*Direction*.
Quote all lines below exactly. Images stay out.

------------------------------------------------------------------------

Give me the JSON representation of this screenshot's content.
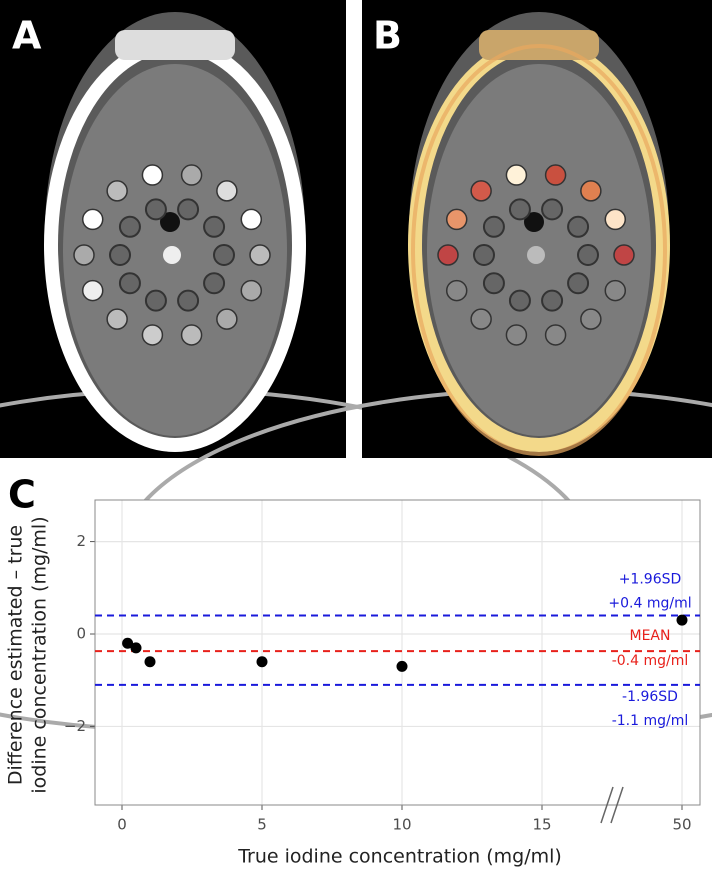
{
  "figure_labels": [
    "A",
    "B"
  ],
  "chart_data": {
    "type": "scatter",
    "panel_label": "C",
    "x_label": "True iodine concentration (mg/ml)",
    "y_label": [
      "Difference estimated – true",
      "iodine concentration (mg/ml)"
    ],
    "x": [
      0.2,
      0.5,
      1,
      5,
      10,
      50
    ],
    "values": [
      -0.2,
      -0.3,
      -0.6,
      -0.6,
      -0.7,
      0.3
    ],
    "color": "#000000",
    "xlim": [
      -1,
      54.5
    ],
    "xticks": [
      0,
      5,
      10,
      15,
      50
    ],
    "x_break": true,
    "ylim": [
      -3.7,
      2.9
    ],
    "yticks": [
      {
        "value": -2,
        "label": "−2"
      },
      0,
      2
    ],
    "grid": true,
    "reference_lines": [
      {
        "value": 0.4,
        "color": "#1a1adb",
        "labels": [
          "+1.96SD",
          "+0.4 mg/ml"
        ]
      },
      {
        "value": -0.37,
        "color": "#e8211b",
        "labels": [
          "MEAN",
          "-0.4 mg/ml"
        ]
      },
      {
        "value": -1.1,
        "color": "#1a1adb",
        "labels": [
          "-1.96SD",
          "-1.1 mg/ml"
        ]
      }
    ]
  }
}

------------------------------------------------------------------------

*Response to this exercise*.
Give me the JSON representation of this screenshot's content.
{
  "figure_labels": [
    "A",
    "B"
  ],
  "chart_data": {
    "type": "scatter",
    "panel_label": "C",
    "x_label": "True iodine concentration (mg/ml)",
    "y_label": [
      "Difference estimated – true",
      "iodine concentration (mg/ml)"
    ],
    "x": [
      0.2,
      0.5,
      1,
      5,
      10,
      50
    ],
    "values": [
      -0.2,
      -0.3,
      -0.6,
      -0.6,
      -0.7,
      0.3
    ],
    "color": "#000000",
    "xlim": [
      -1,
      54.5
    ],
    "xticks": [
      0,
      5,
      10,
      15,
      50
    ],
    "x_break": true,
    "ylim": [
      -3.7,
      2.9
    ],
    "yticks": [
      {
        "value": -2,
        "label": "−2"
      },
      0,
      2
    ],
    "grid": true,
    "reference_lines": [
      {
        "value": 0.4,
        "color": "#1a1adb",
        "labels": [
          "+1.96SD",
          "+0.4 mg/ml"
        ]
      },
      {
        "value": -0.37,
        "color": "#e8211b",
        "labels": [
          "MEAN",
          "-0.4 mg/ml"
        ]
      },
      {
        "value": -1.1,
        "color": "#1a1adb",
        "labels": [
          "-1.96SD",
          "-1.1 mg/ml"
        ]
      }
    ]
  }
}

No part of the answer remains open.